**DIRECTIONS**
Set down every line of the items below word for word, leaving out the pictures.

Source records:
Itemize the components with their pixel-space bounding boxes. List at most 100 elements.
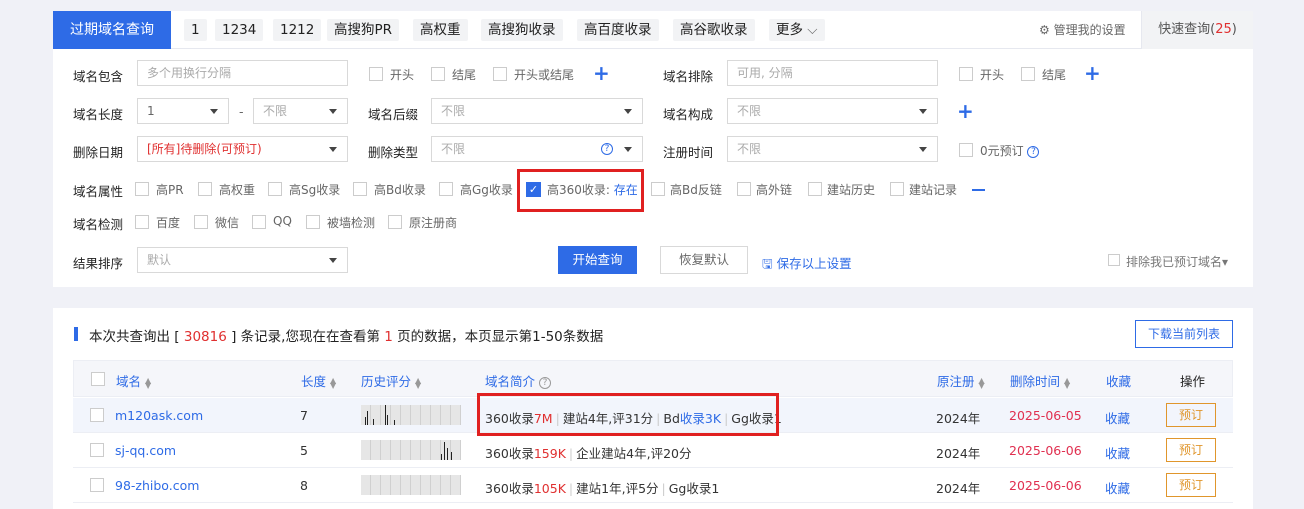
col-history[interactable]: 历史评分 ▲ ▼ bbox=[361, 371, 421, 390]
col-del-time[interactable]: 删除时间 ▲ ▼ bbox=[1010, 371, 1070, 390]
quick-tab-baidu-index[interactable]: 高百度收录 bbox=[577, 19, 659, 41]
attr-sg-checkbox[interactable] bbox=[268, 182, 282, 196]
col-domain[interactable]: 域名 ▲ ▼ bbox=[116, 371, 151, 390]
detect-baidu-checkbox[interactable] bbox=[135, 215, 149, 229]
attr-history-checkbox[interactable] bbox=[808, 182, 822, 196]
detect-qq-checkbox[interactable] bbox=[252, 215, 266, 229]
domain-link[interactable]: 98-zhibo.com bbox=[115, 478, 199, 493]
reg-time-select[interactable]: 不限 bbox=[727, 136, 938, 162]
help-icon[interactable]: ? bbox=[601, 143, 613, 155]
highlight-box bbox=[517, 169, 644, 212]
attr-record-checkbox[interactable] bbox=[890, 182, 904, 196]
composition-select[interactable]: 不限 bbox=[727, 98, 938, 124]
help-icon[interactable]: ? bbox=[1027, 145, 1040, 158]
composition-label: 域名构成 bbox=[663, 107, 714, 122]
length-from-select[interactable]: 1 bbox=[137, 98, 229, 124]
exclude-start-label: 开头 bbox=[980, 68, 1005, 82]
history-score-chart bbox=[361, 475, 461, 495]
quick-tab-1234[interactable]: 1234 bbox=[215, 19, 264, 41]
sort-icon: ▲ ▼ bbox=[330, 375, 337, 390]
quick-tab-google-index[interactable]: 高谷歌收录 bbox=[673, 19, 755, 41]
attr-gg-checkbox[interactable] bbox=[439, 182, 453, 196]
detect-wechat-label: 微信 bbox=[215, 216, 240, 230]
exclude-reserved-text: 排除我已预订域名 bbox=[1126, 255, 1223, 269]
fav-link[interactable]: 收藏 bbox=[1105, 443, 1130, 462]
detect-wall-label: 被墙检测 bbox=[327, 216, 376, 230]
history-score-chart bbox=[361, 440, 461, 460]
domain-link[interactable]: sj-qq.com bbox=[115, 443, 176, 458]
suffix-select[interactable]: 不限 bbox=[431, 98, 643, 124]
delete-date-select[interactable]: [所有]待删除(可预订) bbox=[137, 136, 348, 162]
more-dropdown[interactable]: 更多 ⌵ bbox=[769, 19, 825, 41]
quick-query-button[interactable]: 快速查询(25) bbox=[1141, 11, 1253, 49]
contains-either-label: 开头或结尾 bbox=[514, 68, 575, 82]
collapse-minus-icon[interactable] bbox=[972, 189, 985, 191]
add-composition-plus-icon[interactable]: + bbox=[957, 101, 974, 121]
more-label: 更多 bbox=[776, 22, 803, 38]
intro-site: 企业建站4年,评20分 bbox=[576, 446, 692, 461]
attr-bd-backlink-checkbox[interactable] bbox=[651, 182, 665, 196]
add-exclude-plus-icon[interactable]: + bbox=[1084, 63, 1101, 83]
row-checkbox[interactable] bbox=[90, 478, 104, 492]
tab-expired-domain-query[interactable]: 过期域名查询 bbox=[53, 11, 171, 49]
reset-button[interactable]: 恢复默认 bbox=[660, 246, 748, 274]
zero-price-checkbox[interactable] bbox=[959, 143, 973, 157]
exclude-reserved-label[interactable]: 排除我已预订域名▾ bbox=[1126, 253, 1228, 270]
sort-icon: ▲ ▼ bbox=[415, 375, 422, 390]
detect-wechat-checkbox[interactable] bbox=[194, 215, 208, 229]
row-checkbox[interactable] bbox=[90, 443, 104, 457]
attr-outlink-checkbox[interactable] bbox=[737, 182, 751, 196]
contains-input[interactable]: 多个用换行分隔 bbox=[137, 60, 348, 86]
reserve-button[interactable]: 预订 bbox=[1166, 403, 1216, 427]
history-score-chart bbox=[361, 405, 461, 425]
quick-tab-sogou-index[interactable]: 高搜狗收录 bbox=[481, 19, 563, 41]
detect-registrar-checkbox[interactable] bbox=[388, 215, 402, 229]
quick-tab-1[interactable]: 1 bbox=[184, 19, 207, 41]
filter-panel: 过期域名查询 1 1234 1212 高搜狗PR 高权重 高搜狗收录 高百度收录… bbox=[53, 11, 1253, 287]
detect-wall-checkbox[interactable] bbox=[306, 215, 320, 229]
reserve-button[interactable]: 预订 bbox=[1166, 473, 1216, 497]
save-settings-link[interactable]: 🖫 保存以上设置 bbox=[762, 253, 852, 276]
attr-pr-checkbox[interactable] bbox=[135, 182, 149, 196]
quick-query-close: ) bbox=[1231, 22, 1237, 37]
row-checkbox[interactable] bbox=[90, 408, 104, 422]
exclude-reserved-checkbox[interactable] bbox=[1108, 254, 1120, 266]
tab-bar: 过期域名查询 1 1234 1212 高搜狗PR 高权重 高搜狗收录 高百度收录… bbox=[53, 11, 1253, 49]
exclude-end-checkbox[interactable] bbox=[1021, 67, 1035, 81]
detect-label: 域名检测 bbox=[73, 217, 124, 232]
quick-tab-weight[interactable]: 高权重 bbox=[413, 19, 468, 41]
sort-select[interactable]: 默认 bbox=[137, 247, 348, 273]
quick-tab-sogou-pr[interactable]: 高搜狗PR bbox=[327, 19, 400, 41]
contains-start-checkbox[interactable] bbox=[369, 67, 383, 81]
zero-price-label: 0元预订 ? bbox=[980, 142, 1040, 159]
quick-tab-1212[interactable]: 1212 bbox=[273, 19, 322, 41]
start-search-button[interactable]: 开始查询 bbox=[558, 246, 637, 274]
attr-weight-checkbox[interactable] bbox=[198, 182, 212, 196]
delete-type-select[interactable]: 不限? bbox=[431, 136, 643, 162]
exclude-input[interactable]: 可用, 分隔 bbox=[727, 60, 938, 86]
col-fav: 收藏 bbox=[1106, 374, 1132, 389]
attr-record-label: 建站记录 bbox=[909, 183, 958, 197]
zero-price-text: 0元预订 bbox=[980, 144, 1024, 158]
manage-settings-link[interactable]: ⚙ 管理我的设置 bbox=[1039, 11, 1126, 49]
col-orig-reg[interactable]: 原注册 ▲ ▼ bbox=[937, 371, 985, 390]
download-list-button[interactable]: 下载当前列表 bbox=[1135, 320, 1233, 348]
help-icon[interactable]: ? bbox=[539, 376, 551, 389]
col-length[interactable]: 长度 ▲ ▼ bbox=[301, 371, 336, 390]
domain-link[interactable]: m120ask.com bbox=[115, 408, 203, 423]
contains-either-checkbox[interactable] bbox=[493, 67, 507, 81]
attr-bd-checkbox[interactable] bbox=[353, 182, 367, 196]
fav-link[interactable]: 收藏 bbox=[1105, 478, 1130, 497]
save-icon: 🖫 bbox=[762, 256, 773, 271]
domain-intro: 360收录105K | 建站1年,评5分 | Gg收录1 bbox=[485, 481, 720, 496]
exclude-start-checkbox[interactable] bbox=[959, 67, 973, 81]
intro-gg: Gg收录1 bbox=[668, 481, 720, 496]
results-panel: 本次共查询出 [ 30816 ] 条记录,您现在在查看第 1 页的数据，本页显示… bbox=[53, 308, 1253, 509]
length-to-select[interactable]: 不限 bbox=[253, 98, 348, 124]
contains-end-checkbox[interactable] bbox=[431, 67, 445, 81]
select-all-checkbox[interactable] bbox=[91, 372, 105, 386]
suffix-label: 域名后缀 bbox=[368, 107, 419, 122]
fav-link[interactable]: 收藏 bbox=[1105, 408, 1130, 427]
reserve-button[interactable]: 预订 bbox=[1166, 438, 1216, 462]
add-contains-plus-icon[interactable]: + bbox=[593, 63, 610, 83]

**EXERCISE OUTPUT**
Itemize the components with their pixel-space bounding boxes. List at most 100 elements.
col-history[interactable]: 历史评分 ▲ ▼ bbox=[361, 371, 421, 390]
col-del-time[interactable]: 删除时间 ▲ ▼ bbox=[1010, 371, 1070, 390]
quick-tab-baidu-index[interactable]: 高百度收录 bbox=[577, 19, 659, 41]
attr-sg-checkbox[interactable] bbox=[268, 182, 282, 196]
col-domain[interactable]: 域名 ▲ ▼ bbox=[116, 371, 151, 390]
detect-baidu-checkbox[interactable] bbox=[135, 215, 149, 229]
attr-history-checkbox[interactable] bbox=[808, 182, 822, 196]
detect-qq-checkbox[interactable] bbox=[252, 215, 266, 229]
domain-link[interactable]: 98-zhibo.com bbox=[115, 478, 199, 493]
reg-time-select[interactable]: 不限 bbox=[727, 136, 938, 162]
help-icon[interactable]: ? bbox=[601, 143, 613, 155]
highlight-box bbox=[517, 169, 644, 212]
attr-record-checkbox[interactable] bbox=[890, 182, 904, 196]
composition-select[interactable]: 不限 bbox=[727, 98, 938, 124]
help-icon[interactable]: ? bbox=[1027, 145, 1040, 158]
composition-label: 域名构成 bbox=[663, 107, 714, 122]
length-from-select[interactable]: 1 bbox=[137, 98, 229, 124]
exclude-start-label: 开头 bbox=[980, 68, 1005, 82]
history-score-chart bbox=[361, 475, 461, 495]
quick-tab-1234[interactable]: 1234 bbox=[215, 19, 264, 41]
sort-icon: ▲ ▼ bbox=[330, 375, 337, 390]
quick-tab-google-index[interactable]: 高谷歌收录 bbox=[673, 19, 755, 41]
attr-gg-checkbox[interactable] bbox=[439, 182, 453, 196]
detect-wechat-label: 微信 bbox=[215, 216, 240, 230]
exclude-reserved-text: 排除我已预订域名 bbox=[1126, 255, 1223, 269]
fav-link[interactable]: 收藏 bbox=[1105, 443, 1130, 462]
detect-wall-label: 被墙检测 bbox=[327, 216, 376, 230]
history-score-chart bbox=[361, 440, 461, 460]
domain-link[interactable]: sj-qq.com bbox=[115, 443, 176, 458]
suffix-select[interactable]: 不限 bbox=[431, 98, 643, 124]
delete-date-select[interactable]: [所有]待删除(可预订) bbox=[137, 136, 348, 162]
more-dropdown[interactable]: 更多 ⌵ bbox=[769, 19, 825, 41]
quick-query-button[interactable]: 快速查询(25) bbox=[1141, 11, 1253, 49]
contains-either-label: 开头或结尾 bbox=[514, 68, 575, 82]
collapse-minus-icon[interactable] bbox=[972, 189, 985, 191]
add-composition-plus-icon[interactable]: + bbox=[957, 101, 974, 121]
more-label: 更多 bbox=[776, 22, 803, 38]
intro-site: 企业建站4年,评20分 bbox=[576, 446, 692, 461]
attr-bd-backlink-checkbox[interactable] bbox=[651, 182, 665, 196]
add-exclude-plus-icon[interactable]: + bbox=[1084, 63, 1101, 83]
row-checkbox[interactable] bbox=[90, 478, 104, 492]
tab-expired-domain-query[interactable]: 过期域名查询 bbox=[53, 11, 171, 49]
reset-button[interactable]: 恢复默认 bbox=[660, 246, 748, 274]
zero-price-checkbox[interactable] bbox=[959, 143, 973, 157]
exclude-reserved-label[interactable]: 排除我已预订域名▾ bbox=[1126, 253, 1228, 270]
sort-icon: ▲ ▼ bbox=[415, 375, 422, 390]
detect-wechat-checkbox[interactable] bbox=[194, 215, 208, 229]
row-checkbox[interactable] bbox=[90, 443, 104, 457]
attr-outlink-checkbox[interactable] bbox=[737, 182, 751, 196]
contains-input[interactable]: 多个用换行分隔 bbox=[137, 60, 348, 86]
reserve-button[interactable]: 预订 bbox=[1166, 403, 1216, 427]
history-score-chart bbox=[361, 405, 461, 425]
quick-tab-sogou-index[interactable]: 高搜狗收录 bbox=[481, 19, 563, 41]
detect-registrar-checkbox[interactable] bbox=[388, 215, 402, 229]
quick-tab-1[interactable]: 1 bbox=[184, 19, 207, 41]
filter-panel: 过期域名查询 1 1234 1212 高搜狗PR 高权重 高搜狗收录 高百度收录… bbox=[53, 11, 1253, 287]
detect-wall-checkbox[interactable] bbox=[306, 215, 320, 229]
reserve-button[interactable]: 预订 bbox=[1166, 473, 1216, 497]
save-settings-link[interactable]: 🖫 保存以上设置 bbox=[762, 253, 852, 276]
attr-pr-checkbox[interactable] bbox=[135, 182, 149, 196]
quick-query-close: ) bbox=[1231, 22, 1237, 37]
row-checkbox[interactable] bbox=[90, 408, 104, 422]
exclude-reserved-checkbox[interactable] bbox=[1108, 254, 1120, 266]
tab-bar: 过期域名查询 1 1234 1212 高搜狗PR 高权重 高搜狗收录 高百度收录… bbox=[53, 11, 1253, 49]
exclude-end-checkbox[interactable] bbox=[1021, 67, 1035, 81]
detect-label: 域名检测 bbox=[73, 217, 124, 232]
quick-tab-weight[interactable]: 高权重 bbox=[413, 19, 468, 41]
sort-select[interactable]: 默认 bbox=[137, 247, 348, 273]
quick-tab-sogou-pr[interactable]: 高搜狗PR bbox=[327, 19, 400, 41]
contains-start-checkbox[interactable] bbox=[369, 67, 383, 81]
zero-price-label: 0元预订 ? bbox=[980, 142, 1040, 159]
quick-tab-1212[interactable]: 1212 bbox=[273, 19, 322, 41]
start-search-button[interactable]: 开始查询 bbox=[558, 246, 637, 274]
attr-weight-checkbox[interactable] bbox=[198, 182, 212, 196]
delete-type-select[interactable]: 不限? bbox=[431, 136, 643, 162]
exclude-input[interactable]: 可用, 分隔 bbox=[727, 60, 938, 86]
col-fav: 收藏 bbox=[1106, 374, 1132, 389]
attr-record-label: 建站记录 bbox=[909, 183, 958, 197]
zero-price-text: 0元预订 bbox=[980, 144, 1024, 158]
manage-settings-link[interactable]: ⚙ 管理我的设置 bbox=[1039, 11, 1126, 49]
col-orig-reg[interactable]: 原注册 ▲ ▼ bbox=[937, 371, 985, 390]
download-list-button[interactable]: 下载当前列表 bbox=[1135, 320, 1233, 348]
help-icon[interactable]: ? bbox=[539, 376, 551, 389]
col-length[interactable]: 长度 ▲ ▼ bbox=[301, 371, 336, 390]
domain-link[interactable]: m120ask.com bbox=[115, 408, 203, 423]
contains-either-checkbox[interactable] bbox=[493, 67, 507, 81]
attr-bd-checkbox[interactable] bbox=[353, 182, 367, 196]
fav-link[interactable]: 收藏 bbox=[1105, 478, 1130, 497]
save-icon: 🖫 bbox=[762, 256, 773, 271]
domain-intro: 360收录105K | 建站1年,评5分 | Gg收录1 bbox=[485, 481, 720, 496]
exclude-start-checkbox[interactable] bbox=[959, 67, 973, 81]
intro-gg: Gg收录1 bbox=[668, 481, 720, 496]
results-panel: 本次共查询出 [ 30816 ] 条记录,您现在在查看第 1 页的数据，本页显示… bbox=[53, 308, 1253, 509]
length-to-select[interactable]: 不限 bbox=[253, 98, 348, 124]
contains-end-checkbox[interactable] bbox=[431, 67, 445, 81]
select-all-checkbox[interactable] bbox=[91, 372, 105, 386]
suffix-label: 域名后缀 bbox=[368, 107, 419, 122]
fav-link[interactable]: 收藏 bbox=[1105, 408, 1130, 427]
reserve-button[interactable]: 预订 bbox=[1166, 438, 1216, 462]
add-contains-plus-icon[interactable]: + bbox=[593, 63, 610, 83]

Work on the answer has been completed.